## START

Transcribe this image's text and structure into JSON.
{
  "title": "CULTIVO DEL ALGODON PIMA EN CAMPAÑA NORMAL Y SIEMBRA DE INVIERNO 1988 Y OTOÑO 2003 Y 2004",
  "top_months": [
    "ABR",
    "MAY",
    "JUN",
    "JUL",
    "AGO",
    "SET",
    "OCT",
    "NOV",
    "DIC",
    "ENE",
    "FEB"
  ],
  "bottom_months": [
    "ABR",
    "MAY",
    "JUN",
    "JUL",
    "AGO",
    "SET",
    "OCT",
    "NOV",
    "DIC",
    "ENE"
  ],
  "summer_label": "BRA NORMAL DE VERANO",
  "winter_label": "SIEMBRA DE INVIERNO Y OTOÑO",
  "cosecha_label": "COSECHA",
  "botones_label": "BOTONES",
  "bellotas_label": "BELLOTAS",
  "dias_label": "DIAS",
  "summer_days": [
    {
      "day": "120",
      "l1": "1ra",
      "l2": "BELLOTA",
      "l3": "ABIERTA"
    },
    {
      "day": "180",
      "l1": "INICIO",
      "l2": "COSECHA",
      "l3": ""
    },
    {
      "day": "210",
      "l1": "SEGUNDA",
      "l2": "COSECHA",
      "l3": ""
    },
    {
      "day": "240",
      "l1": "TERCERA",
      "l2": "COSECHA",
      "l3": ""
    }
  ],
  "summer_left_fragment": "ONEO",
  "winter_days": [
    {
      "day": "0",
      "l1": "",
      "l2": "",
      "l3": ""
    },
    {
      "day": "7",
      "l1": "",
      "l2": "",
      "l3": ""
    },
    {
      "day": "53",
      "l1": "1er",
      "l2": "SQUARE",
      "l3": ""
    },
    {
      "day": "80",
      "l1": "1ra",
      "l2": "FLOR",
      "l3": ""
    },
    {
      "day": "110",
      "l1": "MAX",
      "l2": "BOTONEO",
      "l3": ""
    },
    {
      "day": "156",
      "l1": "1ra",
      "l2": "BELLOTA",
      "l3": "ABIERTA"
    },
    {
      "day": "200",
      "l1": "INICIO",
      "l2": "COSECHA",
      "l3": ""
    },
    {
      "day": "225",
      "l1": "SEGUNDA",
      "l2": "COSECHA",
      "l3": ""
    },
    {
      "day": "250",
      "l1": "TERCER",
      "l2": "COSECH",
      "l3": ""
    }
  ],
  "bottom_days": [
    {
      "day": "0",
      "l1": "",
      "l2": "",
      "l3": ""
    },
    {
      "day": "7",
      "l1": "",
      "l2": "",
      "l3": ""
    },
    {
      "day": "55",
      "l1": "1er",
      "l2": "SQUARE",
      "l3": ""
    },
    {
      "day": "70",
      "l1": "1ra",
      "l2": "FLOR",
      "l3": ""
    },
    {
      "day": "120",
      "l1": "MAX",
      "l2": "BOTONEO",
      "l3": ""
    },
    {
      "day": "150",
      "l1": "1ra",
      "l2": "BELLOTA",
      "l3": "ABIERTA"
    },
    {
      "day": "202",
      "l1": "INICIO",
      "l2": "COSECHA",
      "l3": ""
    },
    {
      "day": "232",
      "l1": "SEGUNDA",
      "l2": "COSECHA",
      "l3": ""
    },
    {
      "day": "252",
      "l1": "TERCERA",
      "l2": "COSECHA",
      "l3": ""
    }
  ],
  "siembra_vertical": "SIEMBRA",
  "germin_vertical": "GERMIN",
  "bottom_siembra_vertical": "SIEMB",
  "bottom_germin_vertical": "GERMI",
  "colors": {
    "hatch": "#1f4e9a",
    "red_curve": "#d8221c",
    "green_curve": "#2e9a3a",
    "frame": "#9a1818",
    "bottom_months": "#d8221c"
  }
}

## END

Task description
Restate the data above exactly, keeping each word as it stands.

Output below
Transcribe this image's text and structure into JSON.
{
  "title": "CULTIVO DEL ALGODON PIMA EN CAMPAÑA NORMAL Y SIEMBRA DE INVIERNO 1988 Y OTOÑO 2003 Y 2004",
  "top_months": [
    "ABR",
    "MAY",
    "JUN",
    "JUL",
    "AGO",
    "SET",
    "OCT",
    "NOV",
    "DIC",
    "ENE",
    "FEB"
  ],
  "bottom_months": [
    "ABR",
    "MAY",
    "JUN",
    "JUL",
    "AGO",
    "SET",
    "OCT",
    "NOV",
    "DIC",
    "ENE"
  ],
  "summer_label": "BRA NORMAL DE VERANO",
  "winter_label": "SIEMBRA DE INVIERNO Y OTOÑO",
  "cosecha_label": "COSECHA",
  "botones_label": "BOTONES",
  "bellotas_label": "BELLOTAS",
  "dias_label": "DIAS",
  "summer_days": [
    {
      "day": "120",
      "l1": "1ra",
      "l2": "BELLOTA",
      "l3": "ABIERTA"
    },
    {
      "day": "180",
      "l1": "INICIO",
      "l2": "COSECHA",
      "l3": ""
    },
    {
      "day": "210",
      "l1": "SEGUNDA",
      "l2": "COSECHA",
      "l3": ""
    },
    {
      "day": "240",
      "l1": "TERCERA",
      "l2": "COSECHA",
      "l3": ""
    }
  ],
  "summer_left_fragment": "ONEO",
  "winter_days": [
    {
      "day": "0",
      "l1": "",
      "l2": "",
      "l3": ""
    },
    {
      "day": "7",
      "l1": "",
      "l2": "",
      "l3": ""
    },
    {
      "day": "53",
      "l1": "1er",
      "l2": "SQUARE",
      "l3": ""
    },
    {
      "day": "80",
      "l1": "1ra",
      "l2": "FLOR",
      "l3": ""
    },
    {
      "day": "110",
      "l1": "MAX",
      "l2": "BOTONEO",
      "l3": ""
    },
    {
      "day": "156",
      "l1": "1ra",
      "l2": "BELLOTA",
      "l3": "ABIERTA"
    },
    {
      "day": "200",
      "l1": "INICIO",
      "l2": "COSECHA",
      "l3": ""
    },
    {
      "day": "225",
      "l1": "SEGUNDA",
      "l2": "COSECHA",
      "l3": ""
    },
    {
      "day": "250",
      "l1": "TERCER",
      "l2": "COSECH",
      "l3": ""
    }
  ],
  "bottom_days": [
    {
      "day": "0",
      "l1": "",
      "l2": "",
      "l3": ""
    },
    {
      "day": "7",
      "l1": "",
      "l2": "",
      "l3": ""
    },
    {
      "day": "55",
      "l1": "1er",
      "l2": "SQUARE",
      "l3": ""
    },
    {
      "day": "70",
      "l1": "1ra",
      "l2": "FLOR",
      "l3": ""
    },
    {
      "day": "120",
      "l1": "MAX",
      "l2": "BOTONEO",
      "l3": ""
    },
    {
      "day": "150",
      "l1": "1ra",
      "l2": "BELLOTA",
      "l3": "ABIERTA"
    },
    {
      "day": "202",
      "l1": "INICIO",
      "l2": "COSECHA",
      "l3": ""
    },
    {
      "day": "232",
      "l1": "SEGUNDA",
      "l2": "COSECHA",
      "l3": ""
    },
    {
      "day": "252",
      "l1": "TERCERA",
      "l2": "COSECHA",
      "l3": ""
    }
  ],
  "siembra_vertical": "SIEMBRA",
  "germin_vertical": "GERMIN",
  "bottom_siembra_vertical": "SIEMB",
  "bottom_germin_vertical": "GERMI",
  "colors": {
    "hatch": "#1f4e9a",
    "red_curve": "#d8221c",
    "green_curve": "#2e9a3a",
    "frame": "#9a1818",
    "bottom_months": "#d8221c"
  }
}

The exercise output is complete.